Sift the material for lines containing "your", and return them.

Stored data

-*-*-

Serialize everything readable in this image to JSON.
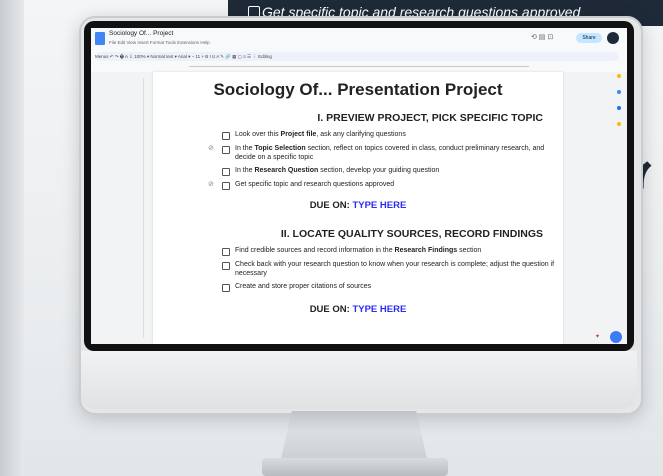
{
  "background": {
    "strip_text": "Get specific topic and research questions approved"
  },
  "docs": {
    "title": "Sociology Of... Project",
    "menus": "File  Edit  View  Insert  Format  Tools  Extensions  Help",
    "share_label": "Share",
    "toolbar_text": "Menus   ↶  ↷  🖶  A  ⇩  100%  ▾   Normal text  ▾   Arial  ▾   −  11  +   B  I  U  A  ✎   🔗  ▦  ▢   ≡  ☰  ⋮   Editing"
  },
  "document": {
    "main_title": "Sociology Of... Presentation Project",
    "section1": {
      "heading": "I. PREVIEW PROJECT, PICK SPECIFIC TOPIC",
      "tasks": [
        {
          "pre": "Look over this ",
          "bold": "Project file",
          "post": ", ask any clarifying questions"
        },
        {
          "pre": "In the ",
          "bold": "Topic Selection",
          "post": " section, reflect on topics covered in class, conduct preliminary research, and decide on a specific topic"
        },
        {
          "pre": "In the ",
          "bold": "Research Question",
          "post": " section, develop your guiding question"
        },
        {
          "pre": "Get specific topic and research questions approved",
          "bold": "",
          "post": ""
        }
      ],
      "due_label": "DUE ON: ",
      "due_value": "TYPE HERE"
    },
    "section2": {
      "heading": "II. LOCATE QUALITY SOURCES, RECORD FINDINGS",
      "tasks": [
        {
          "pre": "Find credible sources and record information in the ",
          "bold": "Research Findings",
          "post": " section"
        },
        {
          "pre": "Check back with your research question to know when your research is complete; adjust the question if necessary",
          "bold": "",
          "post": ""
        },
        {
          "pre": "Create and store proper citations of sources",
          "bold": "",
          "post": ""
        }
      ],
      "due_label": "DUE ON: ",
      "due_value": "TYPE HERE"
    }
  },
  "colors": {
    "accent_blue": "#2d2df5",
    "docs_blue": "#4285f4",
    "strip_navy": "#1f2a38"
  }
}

-*-*-

Answer below>
          "post": " section, develop your guiding question"
          "pre": "Check back with your research question to know when your research is complete; adjust the question if necessary",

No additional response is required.